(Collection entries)
—————
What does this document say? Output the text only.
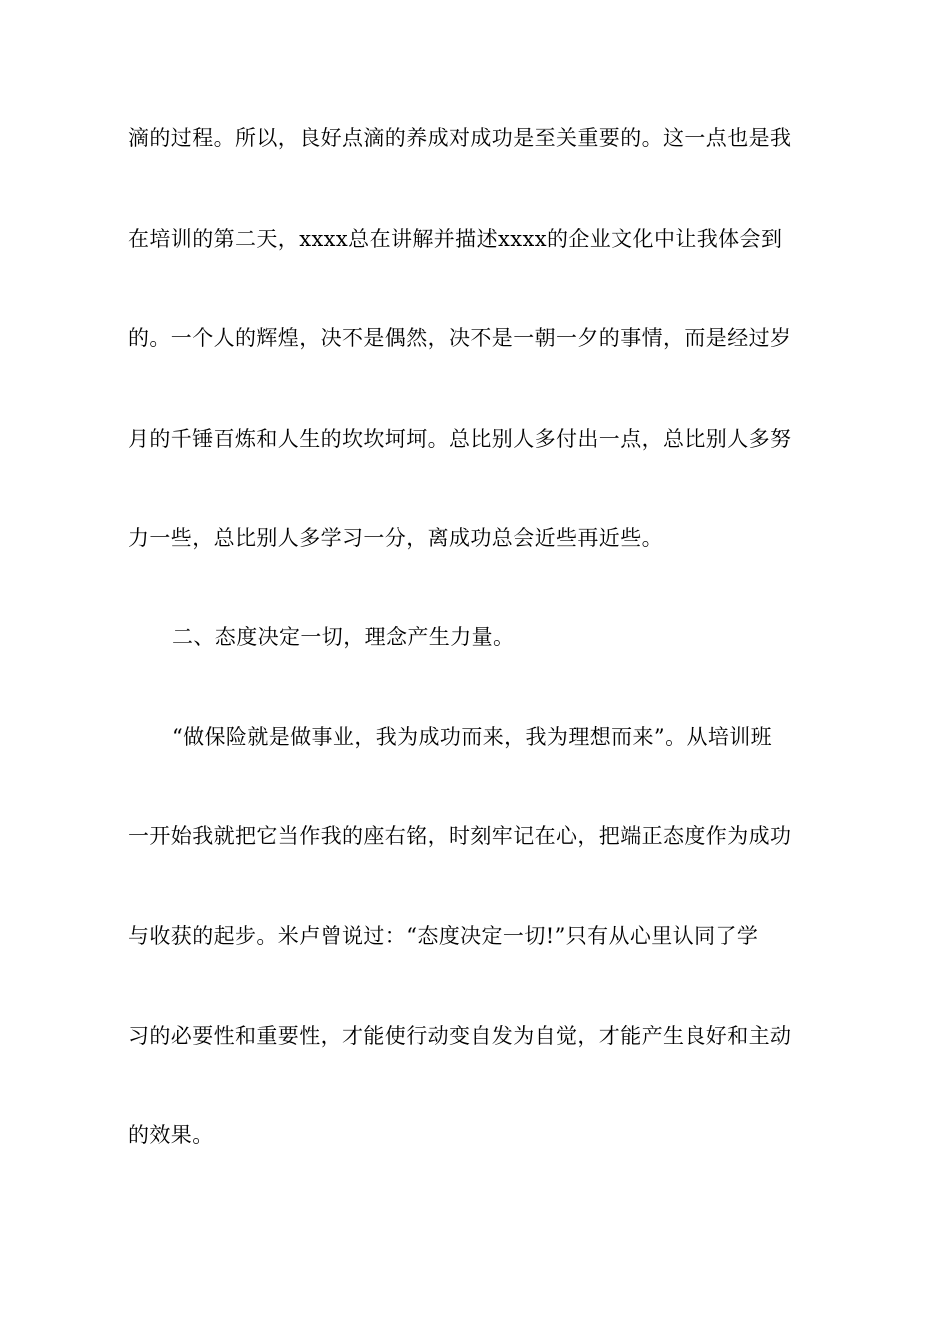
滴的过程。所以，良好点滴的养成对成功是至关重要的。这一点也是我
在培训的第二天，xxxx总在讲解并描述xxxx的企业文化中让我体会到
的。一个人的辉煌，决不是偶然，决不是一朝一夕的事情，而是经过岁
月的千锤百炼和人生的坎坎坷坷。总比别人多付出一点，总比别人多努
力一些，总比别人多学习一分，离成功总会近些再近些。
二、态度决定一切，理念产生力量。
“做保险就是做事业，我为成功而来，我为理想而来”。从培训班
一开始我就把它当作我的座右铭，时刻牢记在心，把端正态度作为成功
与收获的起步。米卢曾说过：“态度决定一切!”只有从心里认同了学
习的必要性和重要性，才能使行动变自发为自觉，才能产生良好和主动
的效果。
—————
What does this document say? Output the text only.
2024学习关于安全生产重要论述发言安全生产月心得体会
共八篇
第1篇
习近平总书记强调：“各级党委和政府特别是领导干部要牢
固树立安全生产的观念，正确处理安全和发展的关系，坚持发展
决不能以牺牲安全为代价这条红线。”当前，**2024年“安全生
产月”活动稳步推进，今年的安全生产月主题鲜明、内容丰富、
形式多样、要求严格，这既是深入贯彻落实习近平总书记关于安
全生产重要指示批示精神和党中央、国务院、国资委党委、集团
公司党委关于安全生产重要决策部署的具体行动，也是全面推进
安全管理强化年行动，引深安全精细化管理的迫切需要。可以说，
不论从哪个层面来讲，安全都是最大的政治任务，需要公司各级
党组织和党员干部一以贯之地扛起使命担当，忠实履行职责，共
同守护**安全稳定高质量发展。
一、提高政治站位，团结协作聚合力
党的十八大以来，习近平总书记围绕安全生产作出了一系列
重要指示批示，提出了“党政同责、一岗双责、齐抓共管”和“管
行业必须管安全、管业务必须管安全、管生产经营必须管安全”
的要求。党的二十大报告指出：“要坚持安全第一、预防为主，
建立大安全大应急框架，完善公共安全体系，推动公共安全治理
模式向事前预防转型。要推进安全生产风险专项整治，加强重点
—————
Directive
Where a line of the records above holds the word "态度决定一切", copy that line.

Result
二、态度决定一切，理念产生力量。
与收获的起步。米卢曾说过：“态度决定一切!”只有从心里认同了学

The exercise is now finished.